• **What is expected**: Lines containing the string "name" are to be counted; report only how many there are.

===

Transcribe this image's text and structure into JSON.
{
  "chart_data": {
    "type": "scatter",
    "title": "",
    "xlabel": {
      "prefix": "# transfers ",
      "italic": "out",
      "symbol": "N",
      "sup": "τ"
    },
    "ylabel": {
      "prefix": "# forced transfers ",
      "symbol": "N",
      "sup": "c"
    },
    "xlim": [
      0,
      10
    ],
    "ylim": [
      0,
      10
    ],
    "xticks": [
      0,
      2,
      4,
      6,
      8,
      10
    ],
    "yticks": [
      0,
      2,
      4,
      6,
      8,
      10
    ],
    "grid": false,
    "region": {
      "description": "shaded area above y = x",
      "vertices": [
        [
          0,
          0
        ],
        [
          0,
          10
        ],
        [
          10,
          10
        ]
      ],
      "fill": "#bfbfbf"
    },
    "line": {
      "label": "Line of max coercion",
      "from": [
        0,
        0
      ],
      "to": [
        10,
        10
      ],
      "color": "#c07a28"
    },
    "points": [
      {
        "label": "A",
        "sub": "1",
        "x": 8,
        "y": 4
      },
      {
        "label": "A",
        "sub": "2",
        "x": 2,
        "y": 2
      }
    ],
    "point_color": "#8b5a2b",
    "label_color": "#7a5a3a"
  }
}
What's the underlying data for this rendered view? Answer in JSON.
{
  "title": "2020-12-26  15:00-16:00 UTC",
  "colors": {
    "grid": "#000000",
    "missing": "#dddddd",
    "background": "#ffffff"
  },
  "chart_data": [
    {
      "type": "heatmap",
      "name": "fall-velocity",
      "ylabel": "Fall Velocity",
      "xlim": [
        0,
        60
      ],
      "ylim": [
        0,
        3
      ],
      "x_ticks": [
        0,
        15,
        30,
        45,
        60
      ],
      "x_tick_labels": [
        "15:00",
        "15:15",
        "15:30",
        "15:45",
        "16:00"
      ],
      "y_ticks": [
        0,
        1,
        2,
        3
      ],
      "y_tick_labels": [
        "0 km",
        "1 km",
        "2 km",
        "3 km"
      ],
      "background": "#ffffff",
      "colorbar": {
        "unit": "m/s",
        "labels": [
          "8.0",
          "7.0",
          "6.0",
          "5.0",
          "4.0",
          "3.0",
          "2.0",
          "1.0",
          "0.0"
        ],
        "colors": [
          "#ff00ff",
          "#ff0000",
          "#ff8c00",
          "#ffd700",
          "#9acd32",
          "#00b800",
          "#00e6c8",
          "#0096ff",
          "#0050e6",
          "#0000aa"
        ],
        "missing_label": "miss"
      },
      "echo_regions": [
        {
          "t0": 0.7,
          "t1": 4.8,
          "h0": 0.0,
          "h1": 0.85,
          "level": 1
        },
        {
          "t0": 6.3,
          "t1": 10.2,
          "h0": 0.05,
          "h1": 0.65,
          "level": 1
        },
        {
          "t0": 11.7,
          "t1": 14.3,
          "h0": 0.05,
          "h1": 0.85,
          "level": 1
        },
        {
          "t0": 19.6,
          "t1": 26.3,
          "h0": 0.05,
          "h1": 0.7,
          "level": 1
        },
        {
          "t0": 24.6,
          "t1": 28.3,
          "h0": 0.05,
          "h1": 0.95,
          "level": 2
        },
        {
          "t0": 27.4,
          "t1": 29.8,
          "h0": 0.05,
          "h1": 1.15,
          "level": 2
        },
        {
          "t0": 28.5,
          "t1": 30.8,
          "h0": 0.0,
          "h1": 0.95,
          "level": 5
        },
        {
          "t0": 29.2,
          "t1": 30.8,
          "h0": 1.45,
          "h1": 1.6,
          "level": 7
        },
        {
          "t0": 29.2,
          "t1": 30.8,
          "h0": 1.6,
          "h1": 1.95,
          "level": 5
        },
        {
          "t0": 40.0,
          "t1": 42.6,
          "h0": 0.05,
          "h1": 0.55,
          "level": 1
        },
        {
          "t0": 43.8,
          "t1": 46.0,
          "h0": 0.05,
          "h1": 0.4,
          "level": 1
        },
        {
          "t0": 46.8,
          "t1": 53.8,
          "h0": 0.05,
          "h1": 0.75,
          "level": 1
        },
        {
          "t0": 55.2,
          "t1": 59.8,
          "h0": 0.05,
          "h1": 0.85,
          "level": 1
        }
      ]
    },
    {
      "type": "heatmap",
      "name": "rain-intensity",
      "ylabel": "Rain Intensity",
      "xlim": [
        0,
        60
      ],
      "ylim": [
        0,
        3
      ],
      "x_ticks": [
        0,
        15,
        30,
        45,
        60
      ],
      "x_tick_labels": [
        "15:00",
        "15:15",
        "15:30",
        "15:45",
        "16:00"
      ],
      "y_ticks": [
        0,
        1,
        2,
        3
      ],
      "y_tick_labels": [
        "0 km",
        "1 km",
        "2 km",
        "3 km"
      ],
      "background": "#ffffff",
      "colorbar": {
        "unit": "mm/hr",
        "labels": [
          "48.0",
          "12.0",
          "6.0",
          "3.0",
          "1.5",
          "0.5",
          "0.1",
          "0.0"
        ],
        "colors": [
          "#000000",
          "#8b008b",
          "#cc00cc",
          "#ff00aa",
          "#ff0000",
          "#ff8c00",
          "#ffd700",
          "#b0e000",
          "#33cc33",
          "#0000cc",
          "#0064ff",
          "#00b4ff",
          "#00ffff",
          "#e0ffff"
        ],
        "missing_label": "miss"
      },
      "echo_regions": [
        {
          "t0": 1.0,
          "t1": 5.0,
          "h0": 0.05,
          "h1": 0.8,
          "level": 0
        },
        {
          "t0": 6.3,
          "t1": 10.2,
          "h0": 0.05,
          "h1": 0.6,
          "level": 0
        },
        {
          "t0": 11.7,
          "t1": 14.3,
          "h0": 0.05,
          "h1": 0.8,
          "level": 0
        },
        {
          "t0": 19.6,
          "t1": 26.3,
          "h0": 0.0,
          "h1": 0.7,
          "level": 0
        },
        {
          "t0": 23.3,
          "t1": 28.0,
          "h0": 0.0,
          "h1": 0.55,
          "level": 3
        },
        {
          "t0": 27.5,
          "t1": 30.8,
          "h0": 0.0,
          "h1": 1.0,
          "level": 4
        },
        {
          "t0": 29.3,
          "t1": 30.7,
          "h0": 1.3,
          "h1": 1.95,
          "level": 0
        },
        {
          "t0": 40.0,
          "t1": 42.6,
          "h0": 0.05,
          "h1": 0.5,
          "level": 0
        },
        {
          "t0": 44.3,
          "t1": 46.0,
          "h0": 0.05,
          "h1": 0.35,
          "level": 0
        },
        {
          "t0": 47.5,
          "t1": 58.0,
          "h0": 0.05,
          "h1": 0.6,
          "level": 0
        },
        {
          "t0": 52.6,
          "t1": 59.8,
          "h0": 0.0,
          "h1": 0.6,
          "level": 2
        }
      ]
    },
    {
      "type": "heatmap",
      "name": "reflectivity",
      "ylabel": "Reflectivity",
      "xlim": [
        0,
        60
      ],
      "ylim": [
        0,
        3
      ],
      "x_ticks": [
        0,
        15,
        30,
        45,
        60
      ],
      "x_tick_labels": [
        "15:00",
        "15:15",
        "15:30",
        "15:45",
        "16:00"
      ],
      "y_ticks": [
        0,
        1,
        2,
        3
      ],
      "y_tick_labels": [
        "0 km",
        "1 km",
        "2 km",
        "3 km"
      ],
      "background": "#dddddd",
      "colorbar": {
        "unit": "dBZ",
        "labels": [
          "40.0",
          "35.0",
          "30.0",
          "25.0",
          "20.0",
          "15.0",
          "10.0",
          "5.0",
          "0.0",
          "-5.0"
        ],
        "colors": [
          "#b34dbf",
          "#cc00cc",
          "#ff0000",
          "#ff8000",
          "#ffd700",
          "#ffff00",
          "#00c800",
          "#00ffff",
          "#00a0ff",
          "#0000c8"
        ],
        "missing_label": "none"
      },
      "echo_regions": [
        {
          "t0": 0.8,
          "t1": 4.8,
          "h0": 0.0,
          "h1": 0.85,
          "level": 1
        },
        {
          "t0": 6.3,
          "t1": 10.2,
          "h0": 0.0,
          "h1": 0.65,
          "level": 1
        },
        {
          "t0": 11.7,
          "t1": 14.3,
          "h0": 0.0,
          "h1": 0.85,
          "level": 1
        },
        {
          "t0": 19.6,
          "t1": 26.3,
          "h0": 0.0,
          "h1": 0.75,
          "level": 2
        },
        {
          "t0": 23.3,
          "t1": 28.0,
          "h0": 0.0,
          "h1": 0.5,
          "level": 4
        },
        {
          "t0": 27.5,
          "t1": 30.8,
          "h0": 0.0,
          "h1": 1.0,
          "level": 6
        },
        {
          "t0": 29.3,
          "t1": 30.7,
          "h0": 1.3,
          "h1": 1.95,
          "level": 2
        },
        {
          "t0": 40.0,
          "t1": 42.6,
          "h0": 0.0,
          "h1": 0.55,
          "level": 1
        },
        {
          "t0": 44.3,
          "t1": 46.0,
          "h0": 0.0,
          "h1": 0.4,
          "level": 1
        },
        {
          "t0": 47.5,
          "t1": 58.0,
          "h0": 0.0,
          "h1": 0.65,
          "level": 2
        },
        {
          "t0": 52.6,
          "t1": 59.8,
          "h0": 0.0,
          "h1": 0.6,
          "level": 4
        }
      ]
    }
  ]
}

===

• **Finished task**: 3